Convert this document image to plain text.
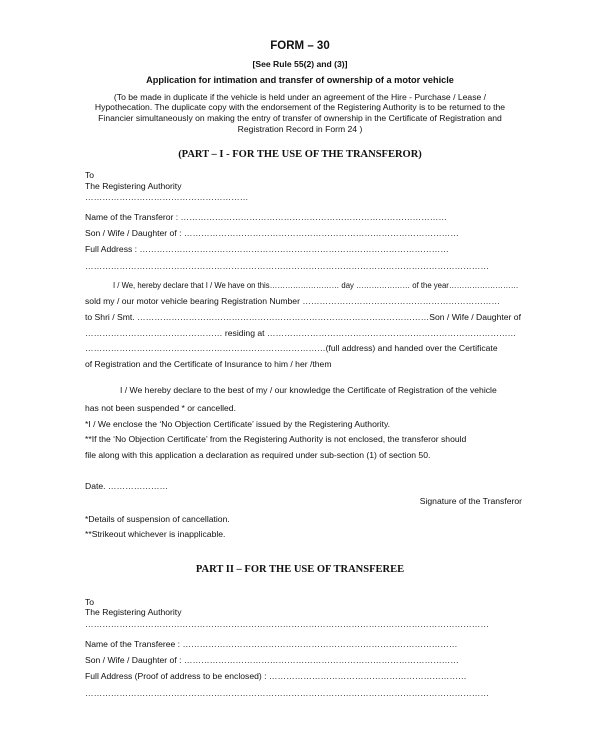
FORM – 30
[See Rule 55(2) and (3)]
Application for intimation and transfer of ownership of a motor vehicle
(To be made in duplicate if the vehicle is held under an agreement of the Hire - Purchase / Lease /
Hypothecation. The duplicate copy with the endorsement of the Registering Authority is to be returned to the
Financier simultaneously on making the entry of transfer of ownership in the Certificate of Registration and
Registration Record in Form 24 )
(PART – I - FOR THE USE OF THE TRANSFEROR)
To
The Registering Authority
…………………………………………………
Name of the Transferor : …………………………………………………………………………………
Son / Wife / Daughter of : ……………………………………………………………………………………
Full Address : ………………………………………………………………………………………………
……………………………………………………………………………………………………………………………
I / We, hereby declare that I / We have on this……………………… day ………………… of the year………………………
sold my / our motor vehicle bearing Registration Number ……………………………………………………………
to Shri / Smt. …………………………………………………………………………………………Son / Wife / Daughter of
………………………………………… residing at ……………………………………………………………………………
…………………………………………………………………………(full address) and handed over the Certificate
of Registration and the Certificate of Insurance to him / her /them
I / We hereby declare to the best of my / our knowledge the Certificate of Registration of the vehicle
has not been suspended * or cancelled.
*I / We enclose the ‘No Objection Certificate’ issued by the Registering Authority.
**If the ‘No Objection Certificate’ from the Registering Authority is not enclosed, the transferor should
file along with this application a declaration as required under sub-section (1) of section 50.
Date. …………………
Signature of the Transferor
*Details of suspension of cancellation.
**Strikeout whichever is inapplicable.
PART II – FOR THE USE OF TRANSFEREE
To
The Registering Authority
……………………………………………………………………………………………………………………………
Name of the Transferee : ……………………………………………………………………………………
Son / Wife / Daughter of : ……………………………………………………………………………………
Full Address (Proof of address to be enclosed) : ……………………………………………………………
……………………………………………………………………………………………………………………………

Given exercise
Each line containing the word "Name" counts once; say how many such lines there are, giving only the number.

Expected answer
2